### STATED GOAL
Emit the entire listing verbatim.

Dataset excerpt

================================

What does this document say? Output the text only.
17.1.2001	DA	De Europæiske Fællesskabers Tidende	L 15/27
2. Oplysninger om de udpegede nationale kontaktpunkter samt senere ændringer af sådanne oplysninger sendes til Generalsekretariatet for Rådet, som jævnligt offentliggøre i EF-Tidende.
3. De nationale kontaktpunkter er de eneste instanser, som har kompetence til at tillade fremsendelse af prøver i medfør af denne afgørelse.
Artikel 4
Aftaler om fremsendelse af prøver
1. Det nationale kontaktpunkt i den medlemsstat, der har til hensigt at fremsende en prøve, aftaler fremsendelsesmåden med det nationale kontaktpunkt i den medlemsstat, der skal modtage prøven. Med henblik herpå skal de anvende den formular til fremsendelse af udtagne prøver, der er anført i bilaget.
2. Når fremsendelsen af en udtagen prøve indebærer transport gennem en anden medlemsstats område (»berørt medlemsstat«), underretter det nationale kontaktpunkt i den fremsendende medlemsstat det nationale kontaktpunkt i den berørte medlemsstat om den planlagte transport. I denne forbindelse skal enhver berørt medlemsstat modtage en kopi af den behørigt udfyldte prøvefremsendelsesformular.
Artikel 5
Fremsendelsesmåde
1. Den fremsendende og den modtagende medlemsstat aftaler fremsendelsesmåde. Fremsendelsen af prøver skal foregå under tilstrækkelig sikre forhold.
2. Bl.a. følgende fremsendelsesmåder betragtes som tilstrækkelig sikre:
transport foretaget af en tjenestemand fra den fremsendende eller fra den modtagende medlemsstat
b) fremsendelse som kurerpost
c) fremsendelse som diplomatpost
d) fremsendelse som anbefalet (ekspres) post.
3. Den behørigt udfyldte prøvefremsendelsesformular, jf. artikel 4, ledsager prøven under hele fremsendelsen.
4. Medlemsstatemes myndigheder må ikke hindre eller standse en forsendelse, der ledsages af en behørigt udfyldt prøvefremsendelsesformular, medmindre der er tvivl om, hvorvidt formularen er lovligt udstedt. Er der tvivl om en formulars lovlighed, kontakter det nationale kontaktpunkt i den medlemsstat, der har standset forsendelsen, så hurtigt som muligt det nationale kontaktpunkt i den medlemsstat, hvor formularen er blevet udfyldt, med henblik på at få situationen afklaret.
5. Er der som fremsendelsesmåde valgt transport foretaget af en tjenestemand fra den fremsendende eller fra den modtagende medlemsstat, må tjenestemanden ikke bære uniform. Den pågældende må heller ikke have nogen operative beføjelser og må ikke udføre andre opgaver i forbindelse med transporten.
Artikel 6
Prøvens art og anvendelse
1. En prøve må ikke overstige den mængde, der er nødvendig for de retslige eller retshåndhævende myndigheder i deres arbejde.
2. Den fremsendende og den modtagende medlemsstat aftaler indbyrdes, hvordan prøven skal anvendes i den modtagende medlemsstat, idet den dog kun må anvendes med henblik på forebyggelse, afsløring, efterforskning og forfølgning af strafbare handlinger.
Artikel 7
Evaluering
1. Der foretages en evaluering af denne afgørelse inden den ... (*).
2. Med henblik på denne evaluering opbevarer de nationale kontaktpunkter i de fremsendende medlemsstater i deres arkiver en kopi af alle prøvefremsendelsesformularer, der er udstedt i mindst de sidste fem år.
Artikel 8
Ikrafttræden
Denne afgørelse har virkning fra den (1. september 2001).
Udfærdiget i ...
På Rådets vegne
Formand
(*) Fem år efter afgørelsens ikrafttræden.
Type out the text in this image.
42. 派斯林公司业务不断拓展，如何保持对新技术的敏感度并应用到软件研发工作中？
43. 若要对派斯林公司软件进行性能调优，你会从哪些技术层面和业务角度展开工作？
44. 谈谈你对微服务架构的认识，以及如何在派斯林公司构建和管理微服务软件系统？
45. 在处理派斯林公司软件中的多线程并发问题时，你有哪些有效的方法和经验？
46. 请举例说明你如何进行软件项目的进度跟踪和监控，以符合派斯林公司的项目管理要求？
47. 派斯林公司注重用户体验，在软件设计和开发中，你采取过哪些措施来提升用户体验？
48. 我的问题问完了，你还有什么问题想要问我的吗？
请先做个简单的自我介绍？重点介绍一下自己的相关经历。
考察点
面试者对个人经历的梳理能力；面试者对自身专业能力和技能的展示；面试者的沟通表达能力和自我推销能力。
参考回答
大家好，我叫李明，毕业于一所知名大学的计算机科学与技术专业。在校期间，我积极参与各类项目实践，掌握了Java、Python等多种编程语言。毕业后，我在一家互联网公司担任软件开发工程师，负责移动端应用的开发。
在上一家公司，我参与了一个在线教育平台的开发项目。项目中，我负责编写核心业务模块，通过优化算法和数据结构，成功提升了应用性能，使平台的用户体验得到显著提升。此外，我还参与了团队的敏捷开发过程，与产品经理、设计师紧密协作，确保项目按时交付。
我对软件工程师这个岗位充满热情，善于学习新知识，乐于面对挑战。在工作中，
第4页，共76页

================================

### TASK SOLUTION
What does this document say? Output the text only.
17.1.2001	DA	De Europæiske Fællesskabers Tidende	L 15/27
2. Oplysninger om de udpegede nationale kontaktpunkter samt senere ændringer af sådanne oplysninger sendes til Generalsekretariatet for Rådet, som jævnligt offentliggøre i EF-Tidende.
3. De nationale kontaktpunkter er de eneste instanser, som har kompetence til at tillade fremsendelse af prøver i medfør af denne afgørelse.
Artikel 4
Aftaler om fremsendelse af prøver
1. Det nationale kontaktpunkt i den medlemsstat, der har til hensigt at fremsende en prøve, aftaler fremsendelsesmåden med det nationale kontaktpunkt i den medlemsstat, der skal modtage prøven. Med henblik herpå skal de anvende den formular til fremsendelse af udtagne prøver, der er anført i bilaget.
2. Når fremsendelsen af en udtagen prøve indebærer transport gennem en anden medlemsstats område (»berørt medlemsstat«), underretter det nationale kontaktpunkt i den fremsendende medlemsstat det nationale kontaktpunkt i den berørte medlemsstat om den planlagte transport. I denne forbindelse skal enhver berørt medlemsstat modtage en kopi af den behørigt udfyldte prøvefremsendelsesformular.
Artikel 5
Fremsendelsesmåde
1. Den fremsendende og den modtagende medlemsstat aftaler fremsendelsesmåde. Fremsendelsen af prøver skal foregå under tilstrækkelig sikre forhold.
2. Bl.a. følgende fremsendelsesmåder betragtes som tilstrækkelig sikre:
transport foretaget af en tjenestemand fra den fremsendende eller fra den modtagende medlemsstat
b) fremsendelse som kurerpost
c) fremsendelse som diplomatpost
d) fremsendelse som anbefalet (ekspres) post.
3. Den behørigt udfyldte prøvefremsendelsesformular, jf. artikel 4, ledsager prøven under hele fremsendelsen.
4. Medlemsstatemes myndigheder må ikke hindre eller standse en forsendelse, der ledsages af en behørigt udfyldt prøvefremsendelsesformular, medmindre der er tvivl om, hvorvidt formularen er lovligt udstedt. Er der tvivl om en formulars lovlighed, kontakter det nationale kontaktpunkt i den medlemsstat, der har standset forsendelsen, så hurtigt som muligt det nationale kontaktpunkt i den medlemsstat, hvor formularen er blevet udfyldt, med henblik på at få situationen afklaret.
5. Er der som fremsendelsesmåde valgt transport foretaget af en tjenestemand fra den fremsendende eller fra den modtagende medlemsstat, må tjenestemanden ikke bære uniform. Den pågældende må heller ikke have nogen operative beføjelser og må ikke udføre andre opgaver i forbindelse med transporten.
Artikel 6
Prøvens art og anvendelse
1. En prøve må ikke overstige den mængde, der er nødvendig for de retslige eller retshåndhævende myndigheder i deres arbejde.
2. Den fremsendende og den modtagende medlemsstat aftaler indbyrdes, hvordan prøven skal anvendes i den modtagende medlemsstat, idet den dog kun må anvendes med henblik på forebyggelse, afsløring, efterforskning og forfølgning af strafbare handlinger.
Artikel 7
Evaluering
1. Der foretages en evaluering af denne afgørelse inden den ... (*).
2. Med henblik på denne evaluering opbevarer de nationale kontaktpunkter i de fremsendende medlemsstater i deres arkiver en kopi af alle prøvefremsendelsesformularer, der er udstedt i mindst de sidste fem år.
Artikel 8
Ikrafttræden
Denne afgørelse har virkning fra den (1. september 2001).
Udfærdiget i ...
På Rådets vegne
Formand
(*) Fem år efter afgørelsens ikrafttræden.
Type out the text in this image.
42. 派斯林公司业务不断拓展，如何保持对新技术的敏感度并应用到软件研发工作中？
43. 若要对派斯林公司软件进行性能调优，你会从哪些技术层面和业务角度展开工作？
44. 谈谈你对微服务架构的认识，以及如何在派斯林公司构建和管理微服务软件系统？
45. 在处理派斯林公司软件中的多线程并发问题时，你有哪些有效的方法和经验？
46. 请举例说明你如何进行软件项目的进度跟踪和监控，以符合派斯林公司的项目管理要求？
47. 派斯林公司注重用户体验，在软件设计和开发中，你采取过哪些措施来提升用户体验？
48. 我的问题问完了，你还有什么问题想要问我的吗？
请先做个简单的自我介绍？重点介绍一下自己的相关经历。
考察点
面试者对个人经历的梳理能力；面试者对自身专业能力和技能的展示；面试者的沟通表达能力和自我推销能力。
参考回答
大家好，我叫李明，毕业于一所知名大学的计算机科学与技术专业。在校期间，我积极参与各类项目实践，掌握了Java、Python等多种编程语言。毕业后，我在一家互联网公司担任软件开发工程师，负责移动端应用的开发。
在上一家公司，我参与了一个在线教育平台的开发项目。项目中，我负责编写核心业务模块，通过优化算法和数据结构，成功提升了应用性能，使平台的用户体验得到显著提升。此外，我还参与了团队的敏捷开发过程，与产品经理、设计师紧密协作，确保项目按时交付。
我对软件工程师这个岗位充满热情，善于学习新知识，乐于面对挑战。在工作中，
第4页，共76页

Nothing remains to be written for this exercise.